- **Task inputs**:
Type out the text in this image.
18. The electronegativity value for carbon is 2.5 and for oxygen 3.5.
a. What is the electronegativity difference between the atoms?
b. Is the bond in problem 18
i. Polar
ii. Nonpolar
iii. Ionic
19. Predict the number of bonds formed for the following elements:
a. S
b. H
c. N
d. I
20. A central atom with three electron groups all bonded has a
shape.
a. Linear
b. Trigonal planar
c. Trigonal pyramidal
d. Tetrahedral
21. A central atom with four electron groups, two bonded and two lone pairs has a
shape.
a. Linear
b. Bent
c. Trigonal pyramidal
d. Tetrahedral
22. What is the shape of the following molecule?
--
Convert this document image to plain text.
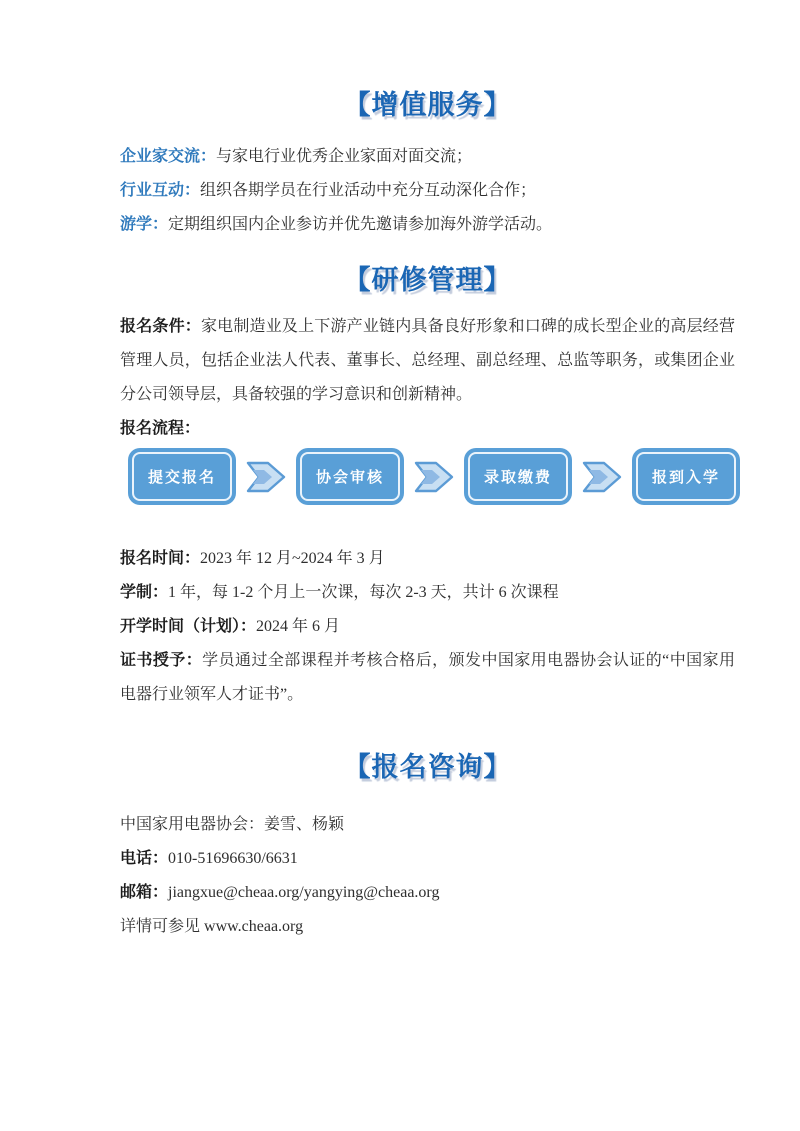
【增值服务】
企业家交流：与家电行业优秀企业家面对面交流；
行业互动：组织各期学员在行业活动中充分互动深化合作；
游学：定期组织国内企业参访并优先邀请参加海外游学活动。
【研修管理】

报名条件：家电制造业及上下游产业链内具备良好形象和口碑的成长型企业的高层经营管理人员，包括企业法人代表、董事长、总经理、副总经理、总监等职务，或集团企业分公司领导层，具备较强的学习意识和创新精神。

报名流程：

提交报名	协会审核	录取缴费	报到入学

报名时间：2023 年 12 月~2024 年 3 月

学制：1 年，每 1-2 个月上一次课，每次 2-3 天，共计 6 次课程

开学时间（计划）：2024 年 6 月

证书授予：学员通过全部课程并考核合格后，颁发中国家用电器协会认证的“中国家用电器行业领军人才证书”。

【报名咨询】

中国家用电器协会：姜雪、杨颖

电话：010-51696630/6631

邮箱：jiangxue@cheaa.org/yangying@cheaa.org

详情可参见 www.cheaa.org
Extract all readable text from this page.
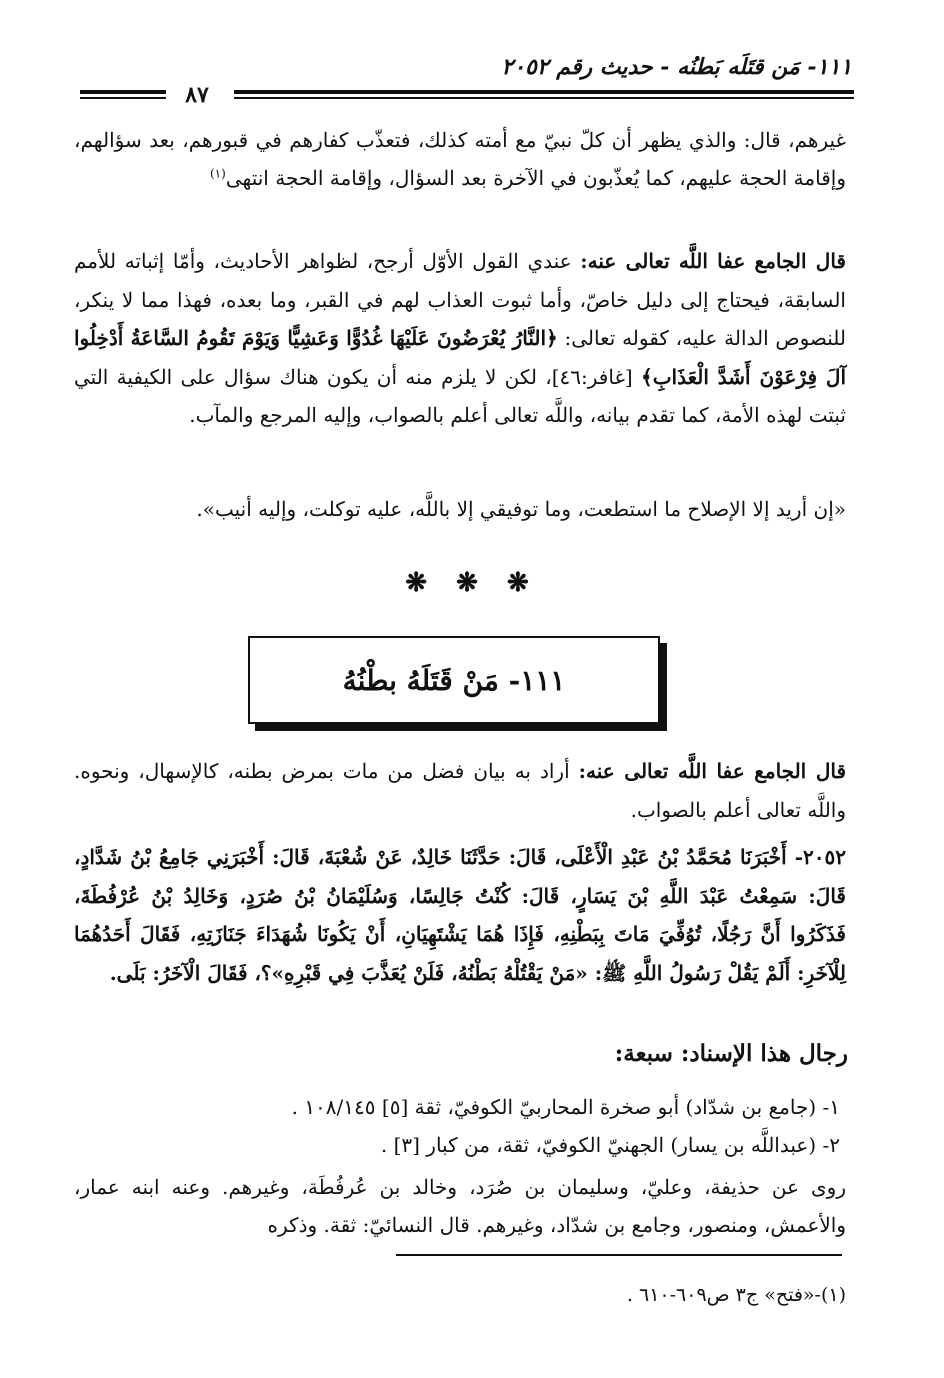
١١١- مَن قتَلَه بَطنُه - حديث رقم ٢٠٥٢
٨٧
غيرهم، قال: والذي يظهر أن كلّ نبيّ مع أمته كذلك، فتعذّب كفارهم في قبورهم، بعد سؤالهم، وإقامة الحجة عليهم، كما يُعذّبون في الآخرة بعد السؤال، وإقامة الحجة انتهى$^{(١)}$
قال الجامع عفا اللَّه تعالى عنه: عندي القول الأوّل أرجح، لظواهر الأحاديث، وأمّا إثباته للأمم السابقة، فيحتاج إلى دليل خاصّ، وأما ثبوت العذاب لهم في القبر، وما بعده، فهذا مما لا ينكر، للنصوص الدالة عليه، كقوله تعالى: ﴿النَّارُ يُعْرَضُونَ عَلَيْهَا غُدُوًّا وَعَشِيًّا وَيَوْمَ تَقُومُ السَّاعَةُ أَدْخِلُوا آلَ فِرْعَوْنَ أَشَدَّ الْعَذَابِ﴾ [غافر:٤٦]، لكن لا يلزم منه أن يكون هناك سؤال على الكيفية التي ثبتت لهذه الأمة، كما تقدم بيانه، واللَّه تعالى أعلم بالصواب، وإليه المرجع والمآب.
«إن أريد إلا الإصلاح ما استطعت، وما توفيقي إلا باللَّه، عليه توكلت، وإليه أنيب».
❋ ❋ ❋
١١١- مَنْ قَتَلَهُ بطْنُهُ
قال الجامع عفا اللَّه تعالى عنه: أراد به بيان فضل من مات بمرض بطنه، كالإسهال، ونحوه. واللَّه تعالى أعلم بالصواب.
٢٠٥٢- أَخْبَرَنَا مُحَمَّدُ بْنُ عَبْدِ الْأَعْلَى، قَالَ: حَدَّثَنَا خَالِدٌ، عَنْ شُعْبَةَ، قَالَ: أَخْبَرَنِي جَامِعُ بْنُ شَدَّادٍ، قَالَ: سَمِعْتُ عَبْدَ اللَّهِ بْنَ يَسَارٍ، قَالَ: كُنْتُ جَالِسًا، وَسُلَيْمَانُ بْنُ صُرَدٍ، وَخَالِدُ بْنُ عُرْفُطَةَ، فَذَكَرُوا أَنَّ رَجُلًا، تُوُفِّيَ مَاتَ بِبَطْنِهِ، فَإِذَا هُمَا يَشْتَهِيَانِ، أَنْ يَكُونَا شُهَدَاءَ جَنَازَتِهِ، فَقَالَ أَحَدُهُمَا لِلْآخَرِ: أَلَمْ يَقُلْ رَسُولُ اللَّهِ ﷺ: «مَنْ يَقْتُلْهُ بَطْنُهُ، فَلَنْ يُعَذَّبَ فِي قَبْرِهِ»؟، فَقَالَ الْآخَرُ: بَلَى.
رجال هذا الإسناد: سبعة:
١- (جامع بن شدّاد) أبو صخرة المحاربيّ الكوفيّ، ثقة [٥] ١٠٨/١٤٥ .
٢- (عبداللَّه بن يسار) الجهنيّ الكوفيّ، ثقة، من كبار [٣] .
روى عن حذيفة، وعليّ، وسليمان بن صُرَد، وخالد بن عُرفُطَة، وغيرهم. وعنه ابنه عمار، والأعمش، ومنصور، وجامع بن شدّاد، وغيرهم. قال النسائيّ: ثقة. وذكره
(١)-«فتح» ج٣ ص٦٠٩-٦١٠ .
---
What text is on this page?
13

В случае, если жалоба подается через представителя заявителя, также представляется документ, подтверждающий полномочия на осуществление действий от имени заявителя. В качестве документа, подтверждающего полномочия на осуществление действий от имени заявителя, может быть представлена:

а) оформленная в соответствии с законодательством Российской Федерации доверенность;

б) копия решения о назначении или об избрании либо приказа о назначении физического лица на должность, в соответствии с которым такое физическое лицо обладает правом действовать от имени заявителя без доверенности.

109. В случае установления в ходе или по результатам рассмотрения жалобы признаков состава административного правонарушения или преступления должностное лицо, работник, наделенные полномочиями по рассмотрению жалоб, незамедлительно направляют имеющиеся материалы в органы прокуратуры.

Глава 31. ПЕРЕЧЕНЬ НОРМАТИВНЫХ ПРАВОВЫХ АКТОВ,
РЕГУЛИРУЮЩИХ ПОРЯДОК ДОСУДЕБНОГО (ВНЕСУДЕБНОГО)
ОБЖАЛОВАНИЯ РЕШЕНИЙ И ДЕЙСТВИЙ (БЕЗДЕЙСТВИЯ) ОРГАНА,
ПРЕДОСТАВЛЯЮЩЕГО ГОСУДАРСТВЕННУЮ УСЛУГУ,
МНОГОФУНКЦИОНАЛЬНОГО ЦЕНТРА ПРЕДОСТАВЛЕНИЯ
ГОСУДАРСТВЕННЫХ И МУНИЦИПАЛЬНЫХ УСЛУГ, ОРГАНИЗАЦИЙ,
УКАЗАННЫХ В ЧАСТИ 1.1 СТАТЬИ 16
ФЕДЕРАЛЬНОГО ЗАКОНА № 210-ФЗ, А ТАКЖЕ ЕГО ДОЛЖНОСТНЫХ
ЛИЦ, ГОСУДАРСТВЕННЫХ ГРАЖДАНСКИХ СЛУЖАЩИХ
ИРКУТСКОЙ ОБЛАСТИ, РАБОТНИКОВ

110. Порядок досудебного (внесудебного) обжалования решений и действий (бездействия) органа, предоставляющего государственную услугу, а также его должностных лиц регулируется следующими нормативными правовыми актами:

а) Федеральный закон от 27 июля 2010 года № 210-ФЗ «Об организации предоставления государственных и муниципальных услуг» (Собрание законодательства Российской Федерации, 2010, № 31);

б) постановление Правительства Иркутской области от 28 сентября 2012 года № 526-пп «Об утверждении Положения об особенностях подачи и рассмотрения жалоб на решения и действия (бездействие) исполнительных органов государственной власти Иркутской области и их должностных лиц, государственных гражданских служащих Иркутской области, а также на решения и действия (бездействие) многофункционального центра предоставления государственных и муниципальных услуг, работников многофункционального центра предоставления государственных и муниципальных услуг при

- **Goal of the exercise**:
From the listing above, report the number of lines containing the string "electronegativity", without any accompanying remarks.

- **Answer in full**:
2